***** Entries shown *****
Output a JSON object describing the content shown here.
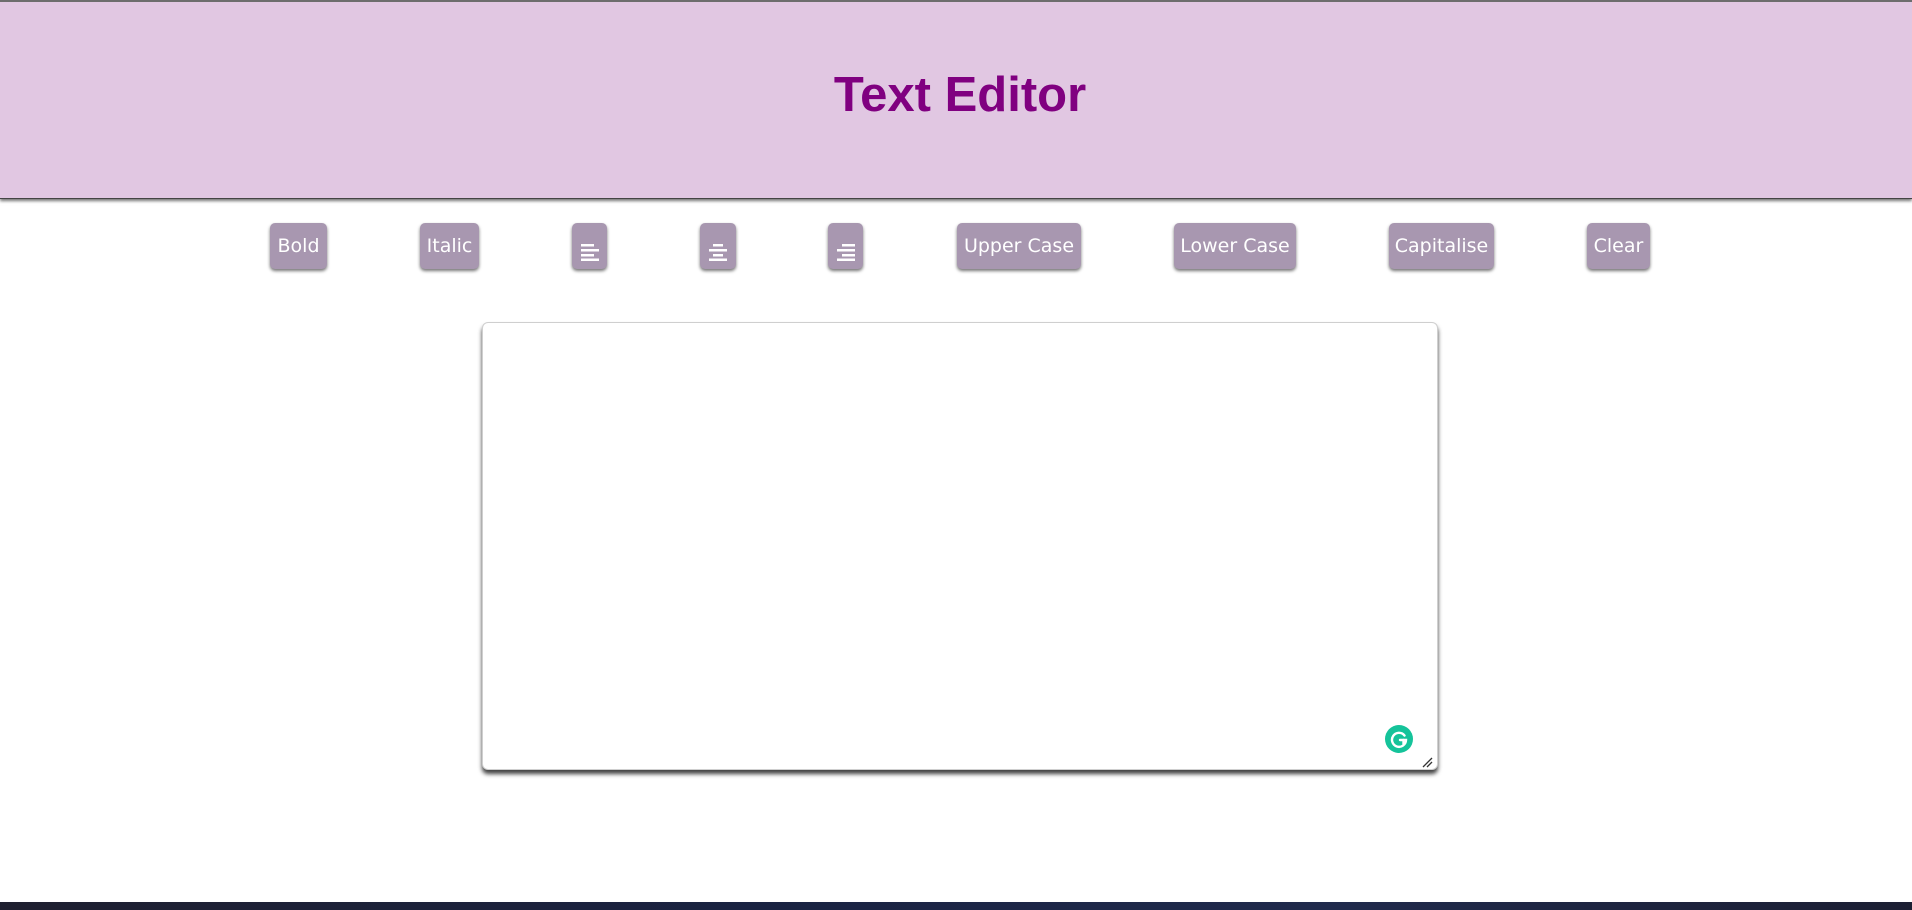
{
  "header": {
    "title": "Text Editor"
  },
  "toolbar": {
    "bold_label": "Bold",
    "italic_label": "Italic",
    "align_left_icon": "align-left-icon",
    "align_center_icon": "align-center-icon",
    "align_right_icon": "align-right-icon",
    "upper_case_label": "Upper Case",
    "lower_case_label": "Lower Case",
    "capitalise_label": "Capitalise",
    "clear_label": "Clear"
  },
  "editor": {
    "value": "",
    "placeholder": ""
  },
  "colors": {
    "header_background": "#e1c7e2",
    "title_color": "#800080",
    "button_background": "#a897b0",
    "button_text": "#ffffff",
    "grammarly": "#15c39a"
  }
}
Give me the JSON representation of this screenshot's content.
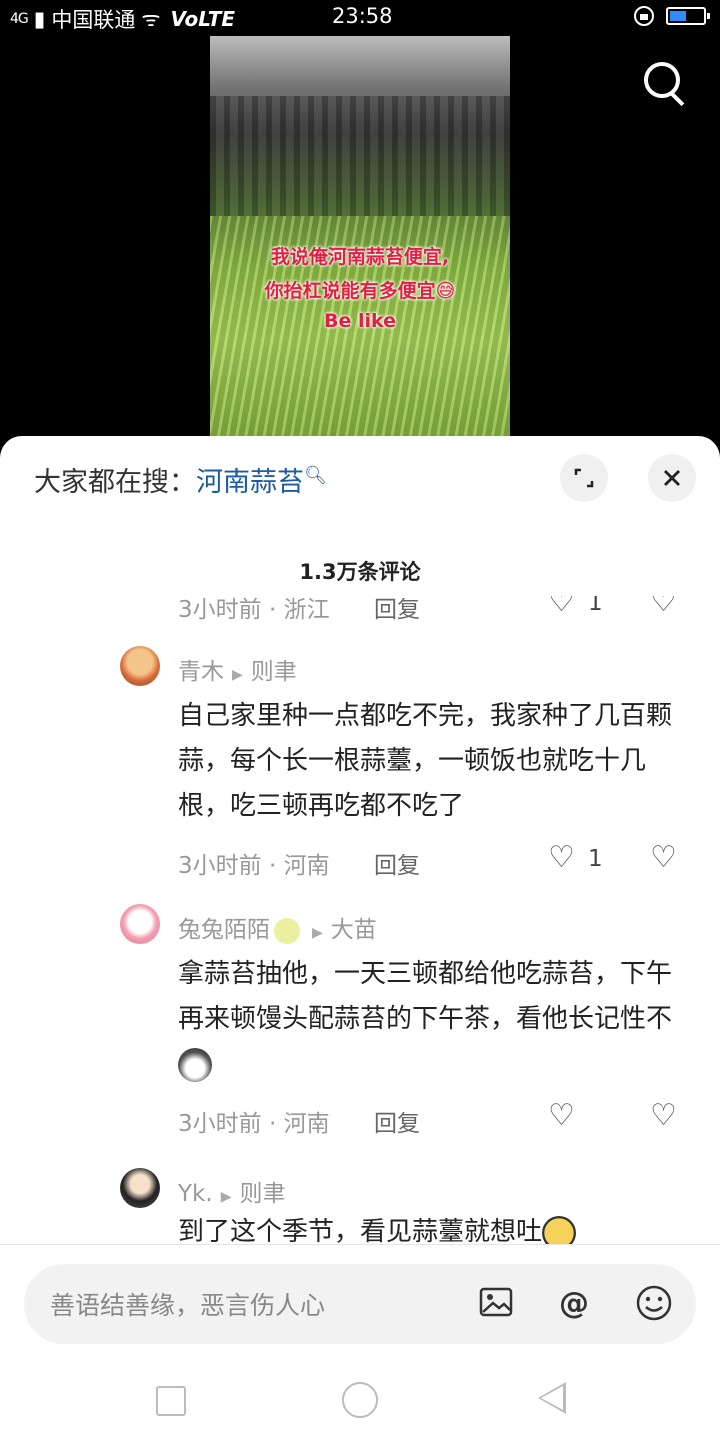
*****
## To be done
Every line above should be returned exactly; the pictures stay out.

## Result for this exercise
Output a JSON object describing the content shown here.
{
  "header": {
    "title": "Text Editor"
  },
  "toolbar": {
    "bold_label": "Bold",
    "italic_label": "Italic",
    "align_left_icon": "align-left-icon",
    "align_center_icon": "align-center-icon",
    "align_right_icon": "align-right-icon",
    "upper_case_label": "Upper Case",
    "lower_case_label": "Lower Case",
    "capitalise_label": "Capitalise",
    "clear_label": "Clear"
  },
  "editor": {
    "value": "",
    "placeholder": ""
  },
  "colors": {
    "header_background": "#e1c7e2",
    "title_color": "#800080",
    "button_background": "#a897b0",
    "button_text": "#ffffff",
    "grammarly": "#15c39a"
  }
}
Give me the JSON representation of this screenshot's content.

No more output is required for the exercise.